++++ SUPPLIED MATERIAL ++++
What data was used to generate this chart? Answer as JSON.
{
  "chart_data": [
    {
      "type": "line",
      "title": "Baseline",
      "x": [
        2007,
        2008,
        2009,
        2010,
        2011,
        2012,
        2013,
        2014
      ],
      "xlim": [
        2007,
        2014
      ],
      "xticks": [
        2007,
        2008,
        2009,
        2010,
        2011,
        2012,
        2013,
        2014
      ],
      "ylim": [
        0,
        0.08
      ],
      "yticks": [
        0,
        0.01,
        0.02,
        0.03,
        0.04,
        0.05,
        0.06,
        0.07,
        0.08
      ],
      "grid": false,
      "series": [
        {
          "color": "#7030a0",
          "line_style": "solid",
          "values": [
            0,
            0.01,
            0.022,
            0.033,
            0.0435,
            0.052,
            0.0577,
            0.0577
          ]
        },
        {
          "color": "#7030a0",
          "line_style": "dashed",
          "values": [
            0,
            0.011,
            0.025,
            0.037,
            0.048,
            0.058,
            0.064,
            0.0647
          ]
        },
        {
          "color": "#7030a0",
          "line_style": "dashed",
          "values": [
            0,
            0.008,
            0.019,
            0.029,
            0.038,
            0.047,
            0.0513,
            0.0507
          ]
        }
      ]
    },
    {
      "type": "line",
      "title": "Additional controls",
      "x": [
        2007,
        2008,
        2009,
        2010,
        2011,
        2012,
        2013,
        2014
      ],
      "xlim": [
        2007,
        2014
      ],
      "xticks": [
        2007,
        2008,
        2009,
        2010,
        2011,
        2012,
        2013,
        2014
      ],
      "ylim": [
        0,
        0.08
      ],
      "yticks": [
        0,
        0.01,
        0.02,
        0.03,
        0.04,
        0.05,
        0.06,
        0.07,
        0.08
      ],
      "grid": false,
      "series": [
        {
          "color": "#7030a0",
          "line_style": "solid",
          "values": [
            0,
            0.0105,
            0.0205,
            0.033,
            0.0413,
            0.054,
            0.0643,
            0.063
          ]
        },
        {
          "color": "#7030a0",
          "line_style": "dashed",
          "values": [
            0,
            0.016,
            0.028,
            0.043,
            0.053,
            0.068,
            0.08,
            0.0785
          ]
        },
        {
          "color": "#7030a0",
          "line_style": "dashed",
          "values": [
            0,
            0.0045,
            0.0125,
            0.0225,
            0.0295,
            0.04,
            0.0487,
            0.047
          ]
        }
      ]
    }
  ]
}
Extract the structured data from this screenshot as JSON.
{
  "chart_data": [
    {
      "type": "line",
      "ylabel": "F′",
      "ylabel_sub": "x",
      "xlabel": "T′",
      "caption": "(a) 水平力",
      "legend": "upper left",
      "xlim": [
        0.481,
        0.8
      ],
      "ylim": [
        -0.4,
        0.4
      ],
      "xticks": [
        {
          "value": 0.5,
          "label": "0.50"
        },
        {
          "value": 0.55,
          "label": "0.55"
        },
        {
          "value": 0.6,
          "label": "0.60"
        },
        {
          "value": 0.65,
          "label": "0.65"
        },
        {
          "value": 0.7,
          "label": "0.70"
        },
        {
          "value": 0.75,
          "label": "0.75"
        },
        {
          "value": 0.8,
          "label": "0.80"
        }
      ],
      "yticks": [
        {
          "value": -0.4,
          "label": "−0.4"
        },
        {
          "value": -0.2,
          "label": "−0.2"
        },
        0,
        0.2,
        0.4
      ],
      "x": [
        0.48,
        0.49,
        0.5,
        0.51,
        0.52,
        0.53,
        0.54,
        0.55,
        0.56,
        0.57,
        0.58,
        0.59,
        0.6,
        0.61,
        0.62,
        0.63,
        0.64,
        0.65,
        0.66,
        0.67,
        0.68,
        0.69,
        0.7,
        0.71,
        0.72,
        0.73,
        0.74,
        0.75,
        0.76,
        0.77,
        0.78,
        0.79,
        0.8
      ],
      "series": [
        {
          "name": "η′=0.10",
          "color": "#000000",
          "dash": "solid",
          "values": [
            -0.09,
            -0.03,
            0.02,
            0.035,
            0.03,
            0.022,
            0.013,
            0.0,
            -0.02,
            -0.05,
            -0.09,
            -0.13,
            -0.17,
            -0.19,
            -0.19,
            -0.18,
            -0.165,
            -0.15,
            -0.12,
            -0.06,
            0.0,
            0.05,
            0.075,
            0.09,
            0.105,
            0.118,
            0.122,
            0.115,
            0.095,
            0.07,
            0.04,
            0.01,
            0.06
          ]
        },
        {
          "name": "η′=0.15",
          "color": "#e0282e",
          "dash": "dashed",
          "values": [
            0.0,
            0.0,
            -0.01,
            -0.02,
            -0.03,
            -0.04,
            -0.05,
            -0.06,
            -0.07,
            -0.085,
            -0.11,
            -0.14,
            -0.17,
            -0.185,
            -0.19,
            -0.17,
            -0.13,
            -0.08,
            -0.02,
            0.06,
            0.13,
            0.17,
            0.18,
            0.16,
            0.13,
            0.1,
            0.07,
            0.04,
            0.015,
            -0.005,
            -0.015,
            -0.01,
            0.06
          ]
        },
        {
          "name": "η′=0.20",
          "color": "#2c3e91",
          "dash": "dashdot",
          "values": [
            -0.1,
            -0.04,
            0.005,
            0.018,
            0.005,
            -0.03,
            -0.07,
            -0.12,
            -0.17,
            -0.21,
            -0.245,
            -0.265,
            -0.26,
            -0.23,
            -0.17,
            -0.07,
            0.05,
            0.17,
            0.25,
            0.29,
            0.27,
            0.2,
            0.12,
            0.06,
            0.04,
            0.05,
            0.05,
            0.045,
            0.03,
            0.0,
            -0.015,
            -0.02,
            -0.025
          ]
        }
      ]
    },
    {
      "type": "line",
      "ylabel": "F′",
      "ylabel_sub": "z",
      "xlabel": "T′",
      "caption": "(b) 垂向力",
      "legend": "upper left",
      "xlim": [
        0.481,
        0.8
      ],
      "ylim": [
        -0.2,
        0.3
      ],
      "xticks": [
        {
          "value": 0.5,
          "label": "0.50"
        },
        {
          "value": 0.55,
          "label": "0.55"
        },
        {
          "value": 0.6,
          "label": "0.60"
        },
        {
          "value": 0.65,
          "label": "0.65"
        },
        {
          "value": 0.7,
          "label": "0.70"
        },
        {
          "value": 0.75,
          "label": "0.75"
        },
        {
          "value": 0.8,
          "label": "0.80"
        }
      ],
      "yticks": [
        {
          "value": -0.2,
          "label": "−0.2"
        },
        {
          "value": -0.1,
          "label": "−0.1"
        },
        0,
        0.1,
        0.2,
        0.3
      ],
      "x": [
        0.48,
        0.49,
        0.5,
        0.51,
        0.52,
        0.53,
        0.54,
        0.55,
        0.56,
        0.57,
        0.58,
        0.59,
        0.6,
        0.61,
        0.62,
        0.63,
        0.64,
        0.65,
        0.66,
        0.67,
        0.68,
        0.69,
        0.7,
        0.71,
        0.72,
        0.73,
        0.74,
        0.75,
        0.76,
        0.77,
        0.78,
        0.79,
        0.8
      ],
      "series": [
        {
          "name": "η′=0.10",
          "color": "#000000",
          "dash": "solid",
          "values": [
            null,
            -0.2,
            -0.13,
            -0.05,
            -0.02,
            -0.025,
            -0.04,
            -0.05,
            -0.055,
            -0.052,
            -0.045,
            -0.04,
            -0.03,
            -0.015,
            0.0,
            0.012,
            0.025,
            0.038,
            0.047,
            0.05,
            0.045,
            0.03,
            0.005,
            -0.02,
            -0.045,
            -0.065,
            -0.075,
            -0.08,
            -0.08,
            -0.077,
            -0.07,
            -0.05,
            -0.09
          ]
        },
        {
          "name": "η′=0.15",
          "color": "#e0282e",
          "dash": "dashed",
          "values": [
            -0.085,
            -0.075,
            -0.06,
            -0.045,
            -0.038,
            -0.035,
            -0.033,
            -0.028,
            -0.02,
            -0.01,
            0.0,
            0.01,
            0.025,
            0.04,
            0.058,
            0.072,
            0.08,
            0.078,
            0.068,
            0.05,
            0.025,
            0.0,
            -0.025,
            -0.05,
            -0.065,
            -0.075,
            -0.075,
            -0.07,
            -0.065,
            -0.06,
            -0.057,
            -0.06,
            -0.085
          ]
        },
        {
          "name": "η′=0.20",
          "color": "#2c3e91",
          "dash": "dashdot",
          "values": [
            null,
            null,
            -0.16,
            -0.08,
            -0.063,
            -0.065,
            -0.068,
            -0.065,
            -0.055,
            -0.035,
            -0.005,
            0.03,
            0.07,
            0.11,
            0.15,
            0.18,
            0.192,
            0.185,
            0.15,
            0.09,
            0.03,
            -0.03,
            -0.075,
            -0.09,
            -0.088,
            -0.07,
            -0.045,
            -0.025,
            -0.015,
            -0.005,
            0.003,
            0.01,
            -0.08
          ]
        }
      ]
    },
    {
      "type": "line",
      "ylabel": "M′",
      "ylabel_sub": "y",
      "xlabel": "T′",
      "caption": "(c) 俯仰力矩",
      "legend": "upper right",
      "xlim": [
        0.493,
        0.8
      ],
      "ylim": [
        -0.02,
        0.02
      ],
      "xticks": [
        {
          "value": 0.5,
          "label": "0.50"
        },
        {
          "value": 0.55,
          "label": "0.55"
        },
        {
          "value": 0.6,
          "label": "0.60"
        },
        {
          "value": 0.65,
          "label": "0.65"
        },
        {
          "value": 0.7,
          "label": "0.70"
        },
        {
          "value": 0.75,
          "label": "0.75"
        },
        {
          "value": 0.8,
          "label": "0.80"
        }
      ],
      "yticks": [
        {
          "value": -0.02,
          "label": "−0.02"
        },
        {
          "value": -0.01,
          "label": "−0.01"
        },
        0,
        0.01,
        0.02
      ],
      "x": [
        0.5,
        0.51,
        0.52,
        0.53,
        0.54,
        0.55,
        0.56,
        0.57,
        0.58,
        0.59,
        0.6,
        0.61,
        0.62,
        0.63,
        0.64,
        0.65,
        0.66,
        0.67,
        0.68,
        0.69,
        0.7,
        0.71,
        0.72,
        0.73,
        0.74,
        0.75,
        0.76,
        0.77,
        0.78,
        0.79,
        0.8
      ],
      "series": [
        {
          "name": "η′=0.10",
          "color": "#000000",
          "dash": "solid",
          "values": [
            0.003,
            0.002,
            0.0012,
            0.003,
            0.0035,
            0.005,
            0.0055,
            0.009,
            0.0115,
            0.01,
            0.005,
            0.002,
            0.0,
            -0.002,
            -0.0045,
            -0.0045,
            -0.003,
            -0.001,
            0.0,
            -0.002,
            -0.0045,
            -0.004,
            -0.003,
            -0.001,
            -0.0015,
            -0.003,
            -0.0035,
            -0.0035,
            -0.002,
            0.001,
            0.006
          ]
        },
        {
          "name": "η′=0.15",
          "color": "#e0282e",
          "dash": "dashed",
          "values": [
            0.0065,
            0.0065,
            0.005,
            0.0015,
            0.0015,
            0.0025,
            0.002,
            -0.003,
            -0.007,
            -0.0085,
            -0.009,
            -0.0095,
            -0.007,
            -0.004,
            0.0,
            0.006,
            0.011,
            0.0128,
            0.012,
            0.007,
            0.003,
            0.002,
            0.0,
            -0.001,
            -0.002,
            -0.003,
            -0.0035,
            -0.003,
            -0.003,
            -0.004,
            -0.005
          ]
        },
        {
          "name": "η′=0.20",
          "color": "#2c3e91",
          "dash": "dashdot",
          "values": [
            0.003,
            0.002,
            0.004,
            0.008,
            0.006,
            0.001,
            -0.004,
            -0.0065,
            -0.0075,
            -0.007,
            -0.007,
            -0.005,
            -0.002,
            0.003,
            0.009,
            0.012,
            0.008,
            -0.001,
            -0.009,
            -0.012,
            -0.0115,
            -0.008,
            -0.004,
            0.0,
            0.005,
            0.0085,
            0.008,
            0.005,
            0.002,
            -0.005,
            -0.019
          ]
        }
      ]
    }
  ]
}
++++
*TO BE DONE*
Copy all lines from the material that include "this".

*TASK SOLUTION*
What data was used to generate this chart? Answer as JSON.
Extract the structured data from this screenshot as JSON.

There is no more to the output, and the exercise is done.